▶ _Provided records_
+ + + +

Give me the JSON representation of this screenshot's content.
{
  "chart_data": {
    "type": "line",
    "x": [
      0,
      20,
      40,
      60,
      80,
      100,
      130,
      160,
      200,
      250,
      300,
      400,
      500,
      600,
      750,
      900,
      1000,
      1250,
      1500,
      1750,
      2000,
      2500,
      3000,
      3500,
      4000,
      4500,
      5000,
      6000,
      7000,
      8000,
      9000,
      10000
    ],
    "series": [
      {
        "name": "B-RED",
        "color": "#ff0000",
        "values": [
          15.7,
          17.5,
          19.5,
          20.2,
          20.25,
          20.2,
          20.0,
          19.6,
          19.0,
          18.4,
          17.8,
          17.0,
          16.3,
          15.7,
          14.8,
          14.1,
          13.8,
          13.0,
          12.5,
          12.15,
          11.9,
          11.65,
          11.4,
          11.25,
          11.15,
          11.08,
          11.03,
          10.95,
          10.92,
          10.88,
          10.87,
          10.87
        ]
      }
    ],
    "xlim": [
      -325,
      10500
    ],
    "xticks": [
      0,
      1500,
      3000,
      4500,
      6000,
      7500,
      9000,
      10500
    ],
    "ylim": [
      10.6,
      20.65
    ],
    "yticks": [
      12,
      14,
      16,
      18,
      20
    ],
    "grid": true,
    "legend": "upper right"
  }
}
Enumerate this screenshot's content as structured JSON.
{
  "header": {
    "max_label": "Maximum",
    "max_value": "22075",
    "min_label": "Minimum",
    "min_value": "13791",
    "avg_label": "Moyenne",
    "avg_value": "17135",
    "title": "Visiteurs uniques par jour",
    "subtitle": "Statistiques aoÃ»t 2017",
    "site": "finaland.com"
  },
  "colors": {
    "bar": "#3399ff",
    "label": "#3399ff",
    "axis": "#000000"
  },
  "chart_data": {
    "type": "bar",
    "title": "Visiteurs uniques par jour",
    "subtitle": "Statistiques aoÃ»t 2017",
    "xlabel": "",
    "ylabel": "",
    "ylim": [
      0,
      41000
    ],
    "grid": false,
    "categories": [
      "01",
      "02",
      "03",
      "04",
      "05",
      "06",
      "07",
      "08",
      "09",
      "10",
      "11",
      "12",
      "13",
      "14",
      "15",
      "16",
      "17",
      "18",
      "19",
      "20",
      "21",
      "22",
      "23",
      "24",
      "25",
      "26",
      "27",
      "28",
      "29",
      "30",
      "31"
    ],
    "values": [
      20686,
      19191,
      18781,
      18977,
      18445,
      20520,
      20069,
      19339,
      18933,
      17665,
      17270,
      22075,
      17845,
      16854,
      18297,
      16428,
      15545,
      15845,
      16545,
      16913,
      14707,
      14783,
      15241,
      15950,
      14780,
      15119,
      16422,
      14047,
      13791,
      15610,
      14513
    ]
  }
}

+ + + +

▶ _Exercise directions_
Give again, word for word, every line from the one holding "Enumerate this screenshot's" to the end of the data.

▶ _Result for this task_
Enumerate this screenshot's content as structured JSON.
{
  "header": {
    "max_label": "Maximum",
    "max_value": "22075",
    "min_label": "Minimum",
    "min_value": "13791",
    "avg_label": "Moyenne",
    "avg_value": "17135",
    "title": "Visiteurs uniques par jour",
    "subtitle": "Statistiques aoÃ»t 2017",
    "site": "finaland.com"
  },
  "colors": {
    "bar": "#3399ff",
    "label": "#3399ff",
    "axis": "#000000"
  },
  "chart_data": {
    "type": "bar",
    "title": "Visiteurs uniques par jour",
    "subtitle": "Statistiques aoÃ»t 2017",
    "xlabel": "",
    "ylabel": "",
    "ylim": [
      0,
      41000
    ],
    "grid": false,
    "categories": [
      "01",
      "02",
      "03",
      "04",
      "05",
      "06",
      "07",
      "08",
      "09",
      "10",
      "11",
      "12",
      "13",
      "14",
      "15",
      "16",
      "17",
      "18",
      "19",
      "20",
      "21",
      "22",
      "23",
      "24",
      "25",
      "26",
      "27",
      "28",
      "29",
      "30",
      "31"
    ],
    "values": [
      20686,
      19191,
      18781,
      18977,
      18445,
      20520,
      20069,
      19339,
      18933,
      17665,
      17270,
      22075,
      17845,
      16854,
      18297,
      16428,
      15545,
      15845,
      16545,
      16913,
      14707,
      14783,
      15241,
      15950,
      14780,
      15119,
      16422,
      14047,
      13791,
      15610,
      14513
    ]
  }
}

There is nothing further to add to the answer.